Goal of the exercise: Copy out the passage about the medieval commote of Y Gorddwr word for word.

Document text:
Y Gorddwr (The Upper Water); also known as Corddwr) was a medieval commote (cwmwd) in the cantref of Ystlyg in the Kingdom of Powys. It was on the eastern side of the River Severn bordering England, on the west it was bordered by two of the other commotes of Ystlyg - Deuddwr in the north and Ystrad Marchell in the south. Its Welsh name could mean "the upper water"; gor- "upper-", dŵr "water".

After the Norman Conquest, Y Gorddwr was claimed by Roger le Corbet, the Baron of Caus within the Marcher Lordship of Roger de Montgomery.

In 1241, Gruffydd ap Gwenwynwyn regained most of the lands lost by his father, Gwenwynwyn in about 1216. Gruffydd immediately claimed the territory of Y Gorddwr by ancient inheritance, bringing him into conflict with the Corbet family. He was related to them through his mother, Margaret, who was a sister of Thomas Corbet, the baron of Caus at the time, this added weight to his claim. He inherited his mother's lands in Y Gorddwr in 1246, and appropriated more in 1252 while King Henry III was in dispute with Simon de Montfort. Thomas Corbet brought a legal action against Gruffydd in 1255, the English lords who heard the case found against Gruffydd.

In 1257, before Gruffydd could relinquish the land in Y Gorddwr, Llywelyn ap Gruffudd had taken his territory in Powys and forced him into exile in England. King Henry still insisted that he handed the territory he held in Y Gorddwr over to Corbet, so in 1263 Gruffydd transferred his allegiance to Llywelyn, and his lands were returned to him. He fought as an ally of Llywelyn and Simon de Montfort against the king until the defeat and death of Simon at the Battle of Evesham in 1265. In the Treaty of Montgomery in 1267, Llywelyn and Gruffydd agreed to end hostilities with the king.

Dataset content:

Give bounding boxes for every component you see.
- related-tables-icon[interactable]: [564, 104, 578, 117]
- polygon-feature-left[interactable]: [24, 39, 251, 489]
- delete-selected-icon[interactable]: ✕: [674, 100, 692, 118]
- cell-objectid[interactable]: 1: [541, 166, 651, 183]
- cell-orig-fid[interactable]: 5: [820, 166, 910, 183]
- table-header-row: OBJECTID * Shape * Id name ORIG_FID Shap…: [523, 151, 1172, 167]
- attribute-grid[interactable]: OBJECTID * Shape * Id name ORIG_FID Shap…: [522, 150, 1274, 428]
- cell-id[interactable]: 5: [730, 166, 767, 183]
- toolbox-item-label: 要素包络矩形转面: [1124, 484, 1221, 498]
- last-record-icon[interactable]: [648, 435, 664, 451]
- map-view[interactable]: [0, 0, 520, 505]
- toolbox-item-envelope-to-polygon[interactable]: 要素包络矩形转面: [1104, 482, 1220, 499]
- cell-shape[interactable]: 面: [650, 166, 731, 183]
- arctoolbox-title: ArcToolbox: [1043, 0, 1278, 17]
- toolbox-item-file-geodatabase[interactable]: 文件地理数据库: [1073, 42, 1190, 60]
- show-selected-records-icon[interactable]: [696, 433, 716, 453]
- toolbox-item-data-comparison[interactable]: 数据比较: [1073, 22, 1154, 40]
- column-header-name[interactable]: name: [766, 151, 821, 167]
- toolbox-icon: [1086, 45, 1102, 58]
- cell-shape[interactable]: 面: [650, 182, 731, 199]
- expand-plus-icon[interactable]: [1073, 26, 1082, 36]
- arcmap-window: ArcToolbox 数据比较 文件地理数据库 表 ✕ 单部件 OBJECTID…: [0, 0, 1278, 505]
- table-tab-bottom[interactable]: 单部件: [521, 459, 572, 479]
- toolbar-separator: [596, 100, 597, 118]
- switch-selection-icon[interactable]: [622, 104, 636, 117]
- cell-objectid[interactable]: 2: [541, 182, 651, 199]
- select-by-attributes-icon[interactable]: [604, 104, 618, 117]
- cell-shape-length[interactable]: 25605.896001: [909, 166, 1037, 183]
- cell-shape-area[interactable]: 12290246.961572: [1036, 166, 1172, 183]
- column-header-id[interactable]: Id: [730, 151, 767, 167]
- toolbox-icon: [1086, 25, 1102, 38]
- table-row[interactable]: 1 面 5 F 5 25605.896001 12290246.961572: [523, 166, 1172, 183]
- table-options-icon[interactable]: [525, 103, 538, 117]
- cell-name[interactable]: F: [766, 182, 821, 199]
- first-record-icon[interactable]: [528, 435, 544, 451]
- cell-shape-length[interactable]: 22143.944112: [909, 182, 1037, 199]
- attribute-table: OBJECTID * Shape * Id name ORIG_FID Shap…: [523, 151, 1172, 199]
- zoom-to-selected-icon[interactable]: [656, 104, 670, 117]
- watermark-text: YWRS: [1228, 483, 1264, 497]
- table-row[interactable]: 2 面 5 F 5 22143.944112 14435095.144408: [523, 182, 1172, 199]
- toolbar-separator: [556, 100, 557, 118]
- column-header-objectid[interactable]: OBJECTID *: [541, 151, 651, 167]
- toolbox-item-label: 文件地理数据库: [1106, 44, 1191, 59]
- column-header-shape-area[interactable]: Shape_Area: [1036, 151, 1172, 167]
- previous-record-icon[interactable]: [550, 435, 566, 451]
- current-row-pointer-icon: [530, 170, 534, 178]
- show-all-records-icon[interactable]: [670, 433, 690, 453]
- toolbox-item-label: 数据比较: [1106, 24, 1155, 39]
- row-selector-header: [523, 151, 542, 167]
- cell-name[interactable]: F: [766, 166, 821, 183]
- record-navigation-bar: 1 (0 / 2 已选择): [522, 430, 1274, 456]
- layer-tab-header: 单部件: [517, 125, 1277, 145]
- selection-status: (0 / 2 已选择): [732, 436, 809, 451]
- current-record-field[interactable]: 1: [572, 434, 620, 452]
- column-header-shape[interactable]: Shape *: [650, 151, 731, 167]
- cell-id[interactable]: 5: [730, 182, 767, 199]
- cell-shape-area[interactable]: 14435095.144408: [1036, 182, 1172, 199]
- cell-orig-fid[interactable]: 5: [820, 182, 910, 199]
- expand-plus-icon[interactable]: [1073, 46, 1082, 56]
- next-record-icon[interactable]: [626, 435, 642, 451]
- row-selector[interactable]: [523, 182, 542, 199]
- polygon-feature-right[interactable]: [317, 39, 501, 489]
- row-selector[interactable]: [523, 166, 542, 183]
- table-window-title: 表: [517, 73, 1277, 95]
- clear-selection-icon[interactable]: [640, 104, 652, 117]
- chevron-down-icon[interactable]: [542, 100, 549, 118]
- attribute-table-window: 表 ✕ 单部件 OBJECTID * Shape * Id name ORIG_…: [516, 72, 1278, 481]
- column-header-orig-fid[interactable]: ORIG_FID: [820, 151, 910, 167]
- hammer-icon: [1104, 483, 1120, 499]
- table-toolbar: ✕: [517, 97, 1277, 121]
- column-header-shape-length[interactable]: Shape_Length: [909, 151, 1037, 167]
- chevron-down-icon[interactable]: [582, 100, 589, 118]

The answer:
Y Gorddwr (The Upper Water); also known as Corddwr) was a medieval commote (cwmwd) in the cantref of Ystlyg in the Kingdom of Powys. It was on the eastern side of the River Severn bordering England, on the west it was bordered by two of the other commotes of Ystlyg - Deuddwr in the north and Ystrad Marchell in the south. Its Welsh name could mean "the upper water"; gor- "upper-", dŵr "water".

After the Norman Conquest, Y Gorddwr was claimed by Roger le Corbet, the Baron of Caus within the Marcher Lordship of Roger de Montgomery.

In 1241, Gruffydd ap Gwenwynwyn regained most of the lands lost by his father, Gwenwynwyn in about 1216. Gruffydd immediately claimed the territory of Y Gorddwr by ancient inheritance, bringing him into conflict with the Corbet family. He was related to them through his mother, Margaret, who was a sister of Thomas Corbet, the baron of Caus at the time, this added weight to his claim. He inherited his mother's lands in Y Gorddwr in 1246, and appropriated more in 1252 while King Henry III was in dispute with Simon de Montfort. Thomas Corbet brought a legal action against Gruffydd in 1255, the English lords who heard the case found against Gruffydd.

In 1257, before Gruffydd could relinquish the land in Y Gorddwr, Llywelyn ap Gruffudd had taken his territory in Powys and forced him into exile in England. King Henry still insisted that he handed the territory he held in Y Gorddwr over to Corbet, so in 1263 Gruffydd transferred his allegiance to Llywelyn, and his lands were returned to him. He fought as an ally of Llywelyn and Simon de Montfort against the king until the defeat and death of Simon at the Battle of Evesham in 1265. In the Treaty of Montgomery in 1267, Llywelyn and Gruffydd agreed to end hostilities with the king.